### RECORDED DATA

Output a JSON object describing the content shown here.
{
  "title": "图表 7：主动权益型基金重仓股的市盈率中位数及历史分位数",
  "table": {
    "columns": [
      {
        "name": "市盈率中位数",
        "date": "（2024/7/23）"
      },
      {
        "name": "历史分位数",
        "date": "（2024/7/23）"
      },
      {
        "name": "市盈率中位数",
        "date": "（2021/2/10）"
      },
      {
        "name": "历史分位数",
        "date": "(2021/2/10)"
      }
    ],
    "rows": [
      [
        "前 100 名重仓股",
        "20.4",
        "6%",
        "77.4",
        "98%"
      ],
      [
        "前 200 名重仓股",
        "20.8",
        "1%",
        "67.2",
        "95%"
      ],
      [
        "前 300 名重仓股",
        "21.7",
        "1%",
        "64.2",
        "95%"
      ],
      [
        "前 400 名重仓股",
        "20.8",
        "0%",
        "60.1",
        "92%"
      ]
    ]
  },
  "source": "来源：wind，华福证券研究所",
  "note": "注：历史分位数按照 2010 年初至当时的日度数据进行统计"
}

### EXERCISE GOAL
Gather up, from the records above, each line where the word "名重仓股" appears.

### RESPONSE FOR THIS EXERCISE
        "前 100 名重仓股",
        "前 200 名重仓股",
        "前 300 名重仓股",
        "前 400 名重仓股",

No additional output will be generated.